Copy the data below exactly, omitting any picture it contains.

>> Start

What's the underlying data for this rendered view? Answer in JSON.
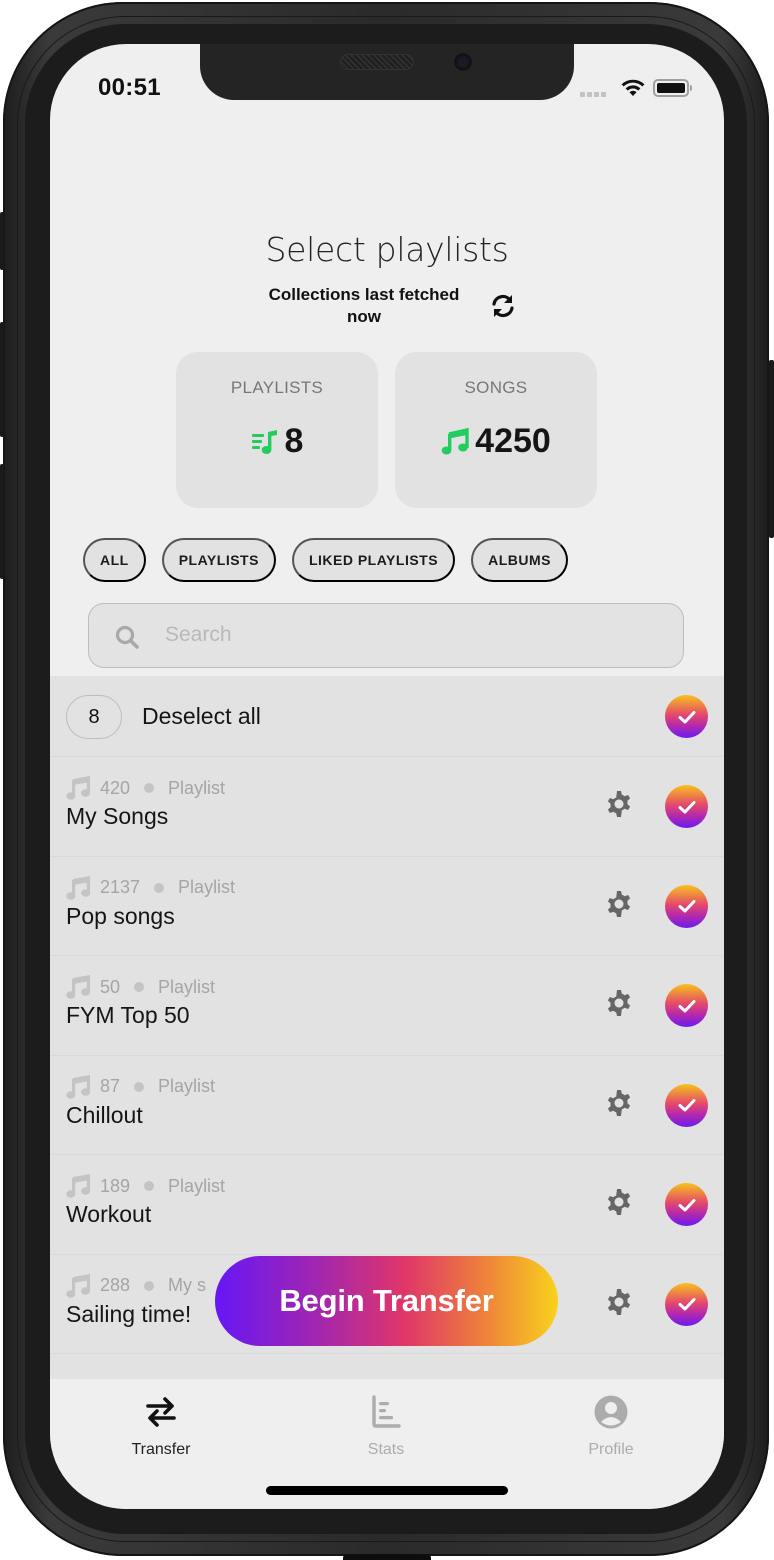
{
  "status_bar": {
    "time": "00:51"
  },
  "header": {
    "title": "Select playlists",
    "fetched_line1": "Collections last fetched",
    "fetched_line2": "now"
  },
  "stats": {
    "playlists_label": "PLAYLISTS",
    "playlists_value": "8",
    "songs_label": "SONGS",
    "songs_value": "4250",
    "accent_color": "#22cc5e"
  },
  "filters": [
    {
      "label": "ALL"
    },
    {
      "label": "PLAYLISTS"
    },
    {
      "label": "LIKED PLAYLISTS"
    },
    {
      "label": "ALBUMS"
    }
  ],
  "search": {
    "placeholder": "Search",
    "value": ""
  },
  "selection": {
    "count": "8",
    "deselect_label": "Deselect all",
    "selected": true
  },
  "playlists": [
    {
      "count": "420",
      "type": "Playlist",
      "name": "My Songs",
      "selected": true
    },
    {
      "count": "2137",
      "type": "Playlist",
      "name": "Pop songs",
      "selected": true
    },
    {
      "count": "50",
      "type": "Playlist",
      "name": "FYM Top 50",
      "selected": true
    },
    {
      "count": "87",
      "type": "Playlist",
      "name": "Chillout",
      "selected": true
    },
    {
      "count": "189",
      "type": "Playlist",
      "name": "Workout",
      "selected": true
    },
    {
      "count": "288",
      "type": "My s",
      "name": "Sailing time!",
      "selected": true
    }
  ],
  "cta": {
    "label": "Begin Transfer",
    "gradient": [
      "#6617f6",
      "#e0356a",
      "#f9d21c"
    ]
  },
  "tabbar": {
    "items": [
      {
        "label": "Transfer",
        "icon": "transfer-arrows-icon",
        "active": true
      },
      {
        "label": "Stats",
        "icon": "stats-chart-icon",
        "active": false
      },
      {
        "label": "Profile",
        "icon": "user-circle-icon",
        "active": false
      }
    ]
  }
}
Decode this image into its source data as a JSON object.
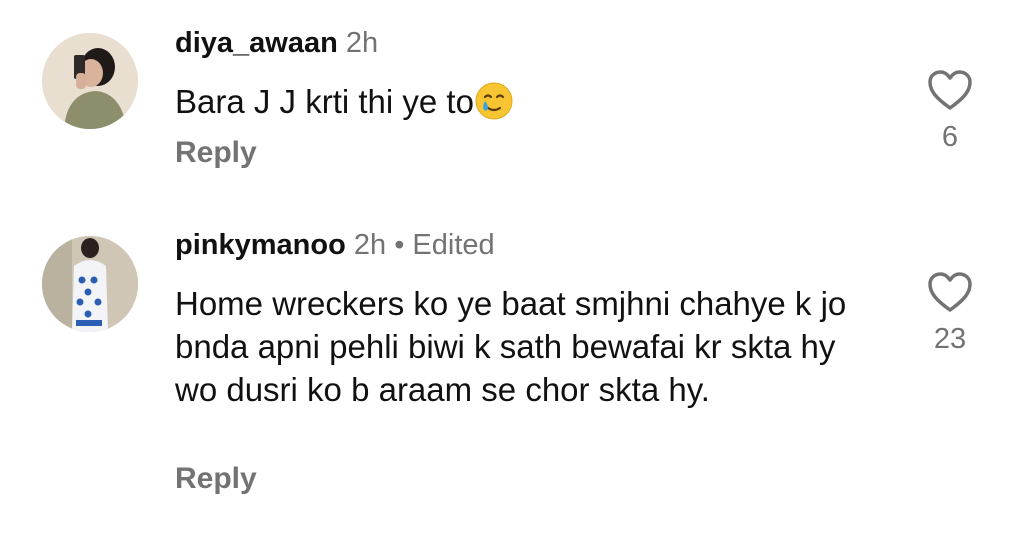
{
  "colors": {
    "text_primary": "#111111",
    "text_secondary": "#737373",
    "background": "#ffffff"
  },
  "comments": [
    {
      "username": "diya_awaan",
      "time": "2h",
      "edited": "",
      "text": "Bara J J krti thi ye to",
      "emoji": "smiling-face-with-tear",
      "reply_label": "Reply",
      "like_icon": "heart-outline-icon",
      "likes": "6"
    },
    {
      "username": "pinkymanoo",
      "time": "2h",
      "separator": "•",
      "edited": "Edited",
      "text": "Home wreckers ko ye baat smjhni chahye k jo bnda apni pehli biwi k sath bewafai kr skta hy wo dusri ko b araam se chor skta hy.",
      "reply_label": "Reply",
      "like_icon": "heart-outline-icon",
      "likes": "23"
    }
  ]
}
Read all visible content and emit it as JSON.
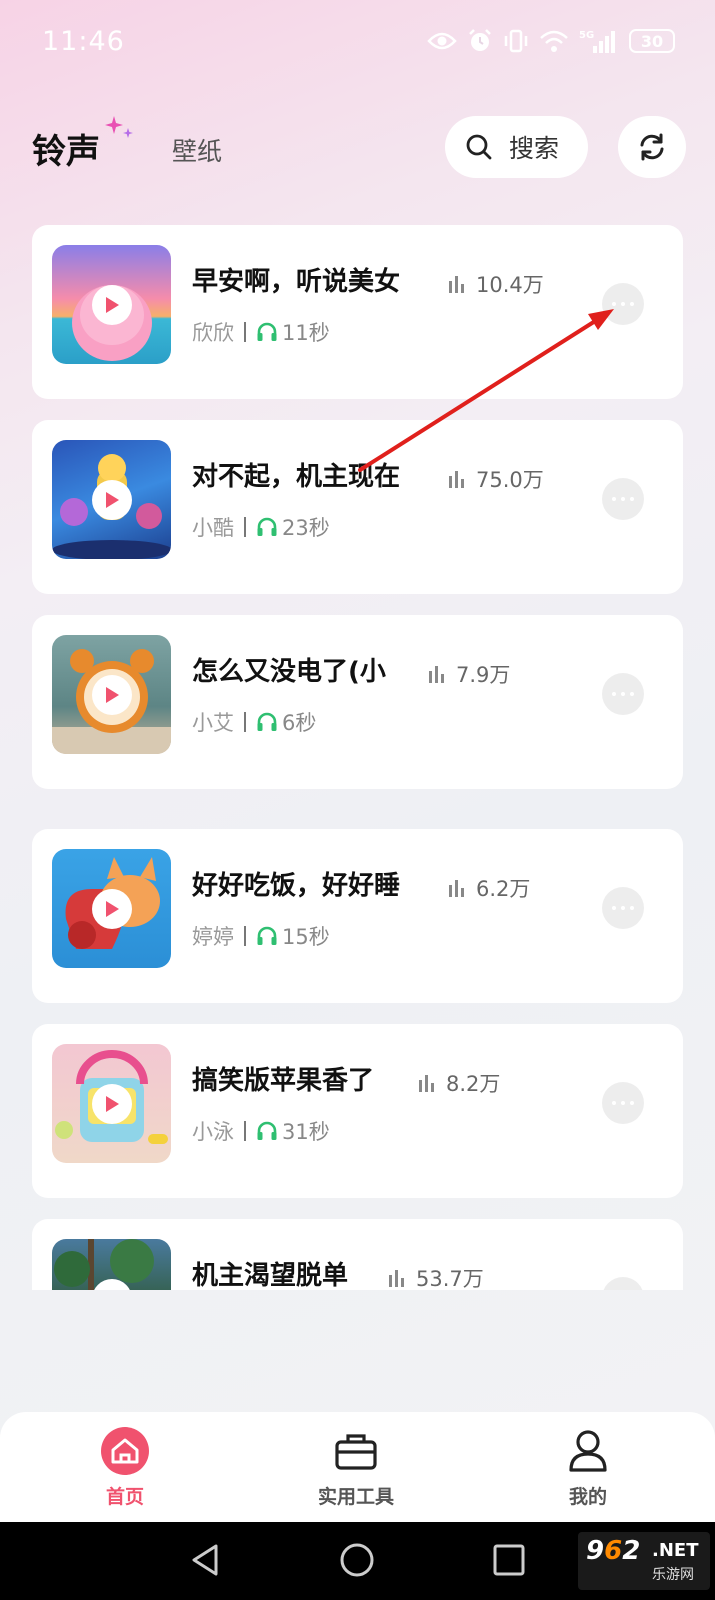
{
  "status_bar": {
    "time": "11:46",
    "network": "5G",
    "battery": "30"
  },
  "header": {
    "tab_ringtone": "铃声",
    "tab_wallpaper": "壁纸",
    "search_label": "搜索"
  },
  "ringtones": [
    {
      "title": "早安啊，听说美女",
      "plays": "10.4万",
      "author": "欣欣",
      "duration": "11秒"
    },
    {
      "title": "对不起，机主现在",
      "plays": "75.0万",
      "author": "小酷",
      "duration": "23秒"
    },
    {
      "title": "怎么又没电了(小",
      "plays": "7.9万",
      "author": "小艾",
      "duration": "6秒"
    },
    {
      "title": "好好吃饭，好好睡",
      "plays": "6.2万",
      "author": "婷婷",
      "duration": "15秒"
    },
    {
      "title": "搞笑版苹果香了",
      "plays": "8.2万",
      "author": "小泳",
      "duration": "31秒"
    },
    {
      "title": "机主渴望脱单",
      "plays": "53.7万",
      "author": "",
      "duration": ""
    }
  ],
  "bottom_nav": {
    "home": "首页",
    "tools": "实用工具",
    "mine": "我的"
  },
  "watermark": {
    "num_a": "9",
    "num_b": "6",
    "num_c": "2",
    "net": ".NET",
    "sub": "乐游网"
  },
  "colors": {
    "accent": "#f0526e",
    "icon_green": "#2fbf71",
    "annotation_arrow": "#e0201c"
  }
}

>> End

### TASK RESULT
What's the underlying data for this rendered view? Answer in JSON.
{
  "status_bar": {
    "time": "00:51"
  },
  "header": {
    "title": "Select playlists",
    "fetched_line1": "Collections last fetched",
    "fetched_line2": "now"
  },
  "stats": {
    "playlists_label": "PLAYLISTS",
    "playlists_value": "8",
    "songs_label": "SONGS",
    "songs_value": "4250",
    "accent_color": "#22cc5e"
  },
  "filters": [
    {
      "label": "ALL"
    },
    {
      "label": "PLAYLISTS"
    },
    {
      "label": "LIKED PLAYLISTS"
    },
    {
      "label": "ALBUMS"
    }
  ],
  "search": {
    "placeholder": "Search",
    "value": ""
  },
  "selection": {
    "count": "8",
    "deselect_label": "Deselect all",
    "selected": true
  },
  "playlists": [
    {
      "count": "420",
      "type": "Playlist",
      "name": "My Songs",
      "selected": true
    },
    {
      "count": "2137",
      "type": "Playlist",
      "name": "Pop songs",
      "selected": true
    },
    {
      "count": "50",
      "type": "Playlist",
      "name": "FYM Top 50",
      "selected": true
    },
    {
      "count": "87",
      "type": "Playlist",
      "name": "Chillout",
      "selected": true
    },
    {
      "count": "189",
      "type": "Playlist",
      "name": "Workout",
      "selected": true
    },
    {
      "count": "288",
      "type": "My s",
      "name": "Sailing time!",
      "selected": true
    }
  ],
  "cta": {
    "label": "Begin Transfer",
    "gradient": [
      "#6617f6",
      "#e0356a",
      "#f9d21c"
    ]
  },
  "tabbar": {
    "items": [
      {
        "label": "Transfer",
        "icon": "transfer-arrows-icon",
        "active": true
      },
      {
        "label": "Stats",
        "icon": "stats-chart-icon",
        "active": false
      },
      {
        "label": "Profile",
        "icon": "user-circle-icon",
        "active": false
      }
    ]
  }
}
Decode this image into its source data as a JSON object.
{
  "colors": {
    "text_primary": "#111111",
    "text_secondary": "#737373",
    "background": "#ffffff"
  },
  "comments": [
    {
      "username": "diya_awaan",
      "time": "2h",
      "edited": "",
      "text": "Bara J J krti thi ye to",
      "emoji": "smiling-face-with-tear",
      "reply_label": "Reply",
      "like_icon": "heart-outline-icon",
      "likes": "6"
    },
    {
      "username": "pinkymanoo",
      "time": "2h",
      "separator": "•",
      "edited": "Edited",
      "text": "Home wreckers ko ye baat smjhni chahye k jo bnda apni pehli biwi k sath bewafai kr skta hy wo dusri ko b araam se chor skta hy.",
      "reply_label": "Reply",
      "like_icon": "heart-outline-icon",
      "likes": "23"
    }
  ]
}
Read all visible content and emit it as JSON.
{
  "status_bar": {
    "time": "11:46",
    "network": "5G",
    "battery": "30"
  },
  "header": {
    "tab_ringtone": "铃声",
    "tab_wallpaper": "壁纸",
    "search_label": "搜索"
  },
  "ringtones": [
    {
      "title": "早安啊，听说美女",
      "plays": "10.4万",
      "author": "欣欣",
      "duration": "11秒"
    },
    {
      "title": "对不起，机主现在",
      "plays": "75.0万",
      "author": "小酷",
      "duration": "23秒"
    },
    {
      "title": "怎么又没电了(小",
      "plays": "7.9万",
      "author": "小艾",
      "duration": "6秒"
    },
    {
      "title": "好好吃饭，好好睡",
      "plays": "6.2万",
      "author": "婷婷",
      "duration": "15秒"
    },
    {
      "title": "搞笑版苹果香了",
      "plays": "8.2万",
      "author": "小泳",
      "duration": "31秒"
    },
    {
      "title": "机主渴望脱单",
      "plays": "53.7万",
      "author": "",
      "duration": ""
    }
  ],
  "bottom_nav": {
    "home": "首页",
    "tools": "实用工具",
    "mine": "我的"
  },
  "watermark": {
    "num_a": "9",
    "num_b": "6",
    "num_c": "2",
    "net": ".NET",
    "sub": "乐游网"
  },
  "colors": {
    "accent": "#f0526e",
    "icon_green": "#2fbf71",
    "annotation_arrow": "#e0201c"
  }
}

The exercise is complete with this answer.